Start Provided records

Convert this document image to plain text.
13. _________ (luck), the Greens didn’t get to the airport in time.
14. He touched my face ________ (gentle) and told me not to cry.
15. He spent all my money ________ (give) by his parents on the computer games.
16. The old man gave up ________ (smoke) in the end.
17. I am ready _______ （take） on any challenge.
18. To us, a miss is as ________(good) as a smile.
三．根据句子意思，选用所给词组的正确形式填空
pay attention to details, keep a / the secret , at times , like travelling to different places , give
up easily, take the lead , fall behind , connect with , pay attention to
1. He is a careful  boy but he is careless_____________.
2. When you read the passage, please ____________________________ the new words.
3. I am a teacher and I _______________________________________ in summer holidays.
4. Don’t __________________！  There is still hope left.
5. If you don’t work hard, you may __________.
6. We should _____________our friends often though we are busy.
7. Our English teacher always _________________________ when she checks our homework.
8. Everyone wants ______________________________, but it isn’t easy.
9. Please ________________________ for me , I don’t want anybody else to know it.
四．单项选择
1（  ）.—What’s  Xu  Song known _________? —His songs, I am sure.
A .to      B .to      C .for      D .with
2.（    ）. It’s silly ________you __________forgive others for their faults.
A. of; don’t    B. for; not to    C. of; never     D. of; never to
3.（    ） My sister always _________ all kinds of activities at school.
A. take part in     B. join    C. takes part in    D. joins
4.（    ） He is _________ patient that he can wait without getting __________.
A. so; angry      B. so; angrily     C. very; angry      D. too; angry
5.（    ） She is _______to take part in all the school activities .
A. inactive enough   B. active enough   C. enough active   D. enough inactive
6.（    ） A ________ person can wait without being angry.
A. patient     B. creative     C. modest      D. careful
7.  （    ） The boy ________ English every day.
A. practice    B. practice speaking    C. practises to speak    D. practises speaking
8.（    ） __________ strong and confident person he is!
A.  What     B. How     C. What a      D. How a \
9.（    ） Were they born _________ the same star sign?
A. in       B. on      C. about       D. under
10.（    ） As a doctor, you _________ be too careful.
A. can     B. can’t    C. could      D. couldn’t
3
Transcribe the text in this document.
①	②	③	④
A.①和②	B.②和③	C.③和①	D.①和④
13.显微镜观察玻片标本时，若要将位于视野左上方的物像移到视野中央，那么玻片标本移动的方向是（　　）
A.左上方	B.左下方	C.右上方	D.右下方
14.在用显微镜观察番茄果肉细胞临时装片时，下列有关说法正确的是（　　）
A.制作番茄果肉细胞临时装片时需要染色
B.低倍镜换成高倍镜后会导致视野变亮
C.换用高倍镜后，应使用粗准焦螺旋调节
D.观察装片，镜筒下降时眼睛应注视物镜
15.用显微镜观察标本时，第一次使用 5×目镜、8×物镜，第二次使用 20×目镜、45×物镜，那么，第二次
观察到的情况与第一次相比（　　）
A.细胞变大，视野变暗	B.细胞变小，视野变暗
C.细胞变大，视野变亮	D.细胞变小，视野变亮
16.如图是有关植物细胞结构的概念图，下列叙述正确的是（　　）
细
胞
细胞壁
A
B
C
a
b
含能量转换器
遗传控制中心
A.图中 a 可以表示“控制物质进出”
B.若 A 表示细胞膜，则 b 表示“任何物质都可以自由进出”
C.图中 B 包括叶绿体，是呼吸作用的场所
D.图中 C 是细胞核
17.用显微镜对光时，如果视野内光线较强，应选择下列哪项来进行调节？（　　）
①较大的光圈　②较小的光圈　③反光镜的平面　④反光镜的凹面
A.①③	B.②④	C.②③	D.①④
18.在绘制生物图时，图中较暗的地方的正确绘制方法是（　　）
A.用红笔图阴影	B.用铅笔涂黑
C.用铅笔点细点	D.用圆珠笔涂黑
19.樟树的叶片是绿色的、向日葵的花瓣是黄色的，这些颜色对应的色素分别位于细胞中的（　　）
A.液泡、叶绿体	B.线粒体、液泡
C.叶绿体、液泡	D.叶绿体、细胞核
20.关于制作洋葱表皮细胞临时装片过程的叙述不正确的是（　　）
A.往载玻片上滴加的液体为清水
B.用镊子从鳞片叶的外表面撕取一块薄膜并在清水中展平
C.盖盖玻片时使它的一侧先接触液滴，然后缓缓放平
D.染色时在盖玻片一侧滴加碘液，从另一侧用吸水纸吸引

End Provided records

| The task |
Exactly as written, please output every entry.

| Solution |
Convert this document image to plain text.
13. _________ (luck), the Greens didn’t get to the airport in time.
14. He touched my face ________ (gentle) and told me not to cry.
15. He spent all my money ________ (give) by his parents on the computer games.
16. The old man gave up ________ (smoke) in the end.
17. I am ready _______ （take） on any challenge.
18. To us, a miss is as ________(good) as a smile.
三．根据句子意思，选用所给词组的正确形式填空
pay attention to details, keep a / the secret , at times , like travelling to different places , give
up easily, take the lead , fall behind , connect with , pay attention to
1. He is a careful  boy but he is careless_____________.
2. When you read the passage, please ____________________________ the new words.
3. I am a teacher and I _______________________________________ in summer holidays.
4. Don’t __________________！  There is still hope left.
5. If you don’t work hard, you may __________.
6. We should _____________our friends often though we are busy.
7. Our English teacher always _________________________ when she checks our homework.
8. Everyone wants ______________________________, but it isn’t easy.
9. Please ________________________ for me , I don’t want anybody else to know it.
四．单项选择
1（  ）.—What’s  Xu  Song known _________? —His songs, I am sure.
A .to      B .to      C .for      D .with
2.（    ）. It’s silly ________you __________forgive others for their faults.
A. of; don’t    B. for; not to    C. of; never     D. of; never to
3.（    ） My sister always _________ all kinds of activities at school.
A. take part in     B. join    C. takes part in    D. joins
4.（    ） He is _________ patient that he can wait without getting __________.
A. so; angry      B. so; angrily     C. very; angry      D. too; angry
5.（    ） She is _______to take part in all the school activities .
A. inactive enough   B. active enough   C. enough active   D. enough inactive
6.（    ） A ________ person can wait without being angry.
A. patient     B. creative     C. modest      D. careful
7.  （    ） The boy ________ English every day.
A. practice    B. practice speaking    C. practises to speak    D. practises speaking
8.（    ） __________ strong and confident person he is!
A.  What     B. How     C. What a      D. How a \
9.（    ） Were they born _________ the same star sign?
A. in       B. on      C. about       D. under
10.（    ） As a doctor, you _________ be too careful.
A. can     B. can’t    C. could      D. couldn’t
3
Transcribe the text in this document.
①	②	③	④
A.①和②	B.②和③	C.③和①	D.①和④
13.显微镜观察玻片标本时，若要将位于视野左上方的物像移到视野中央，那么玻片标本移动的方向是（　　）
A.左上方	B.左下方	C.右上方	D.右下方
14.在用显微镜观察番茄果肉细胞临时装片时，下列有关说法正确的是（　　）
A.制作番茄果肉细胞临时装片时需要染色
B.低倍镜换成高倍镜后会导致视野变亮
C.换用高倍镜后，应使用粗准焦螺旋调节
D.观察装片，镜筒下降时眼睛应注视物镜
15.用显微镜观察标本时，第一次使用 5×目镜、8×物镜，第二次使用 20×目镜、45×物镜，那么，第二次
观察到的情况与第一次相比（　　）
A.细胞变大，视野变暗	B.细胞变小，视野变暗
C.细胞变大，视野变亮	D.细胞变小，视野变亮
16.如图是有关植物细胞结构的概念图，下列叙述正确的是（　　）
细
胞
细胞壁
A
B
C
a
b
含能量转换器
遗传控制中心
A.图中 a 可以表示“控制物质进出”
B.若 A 表示细胞膜，则 b 表示“任何物质都可以自由进出”
C.图中 B 包括叶绿体，是呼吸作用的场所
D.图中 C 是细胞核
17.用显微镜对光时，如果视野内光线较强，应选择下列哪项来进行调节？（　　）
①较大的光圈　②较小的光圈　③反光镜的平面　④反光镜的凹面
A.①③	B.②④	C.②③	D.①④
18.在绘制生物图时，图中较暗的地方的正确绘制方法是（　　）
A.用红笔图阴影	B.用铅笔涂黑
C.用铅笔点细点	D.用圆珠笔涂黑
19.樟树的叶片是绿色的、向日葵的花瓣是黄色的，这些颜色对应的色素分别位于细胞中的（　　）
A.液泡、叶绿体	B.线粒体、液泡
C.叶绿体、液泡	D.叶绿体、细胞核
20.关于制作洋葱表皮细胞临时装片过程的叙述不正确的是（　　）
A.往载玻片上滴加的液体为清水
B.用镊子从鳞片叶的外表面撕取一块薄膜并在清水中展平
C.盖盖玻片时使它的一侧先接触液滴，然后缓缓放平
D.染色时在盖玻片一侧滴加碘液，从另一侧用吸水纸吸引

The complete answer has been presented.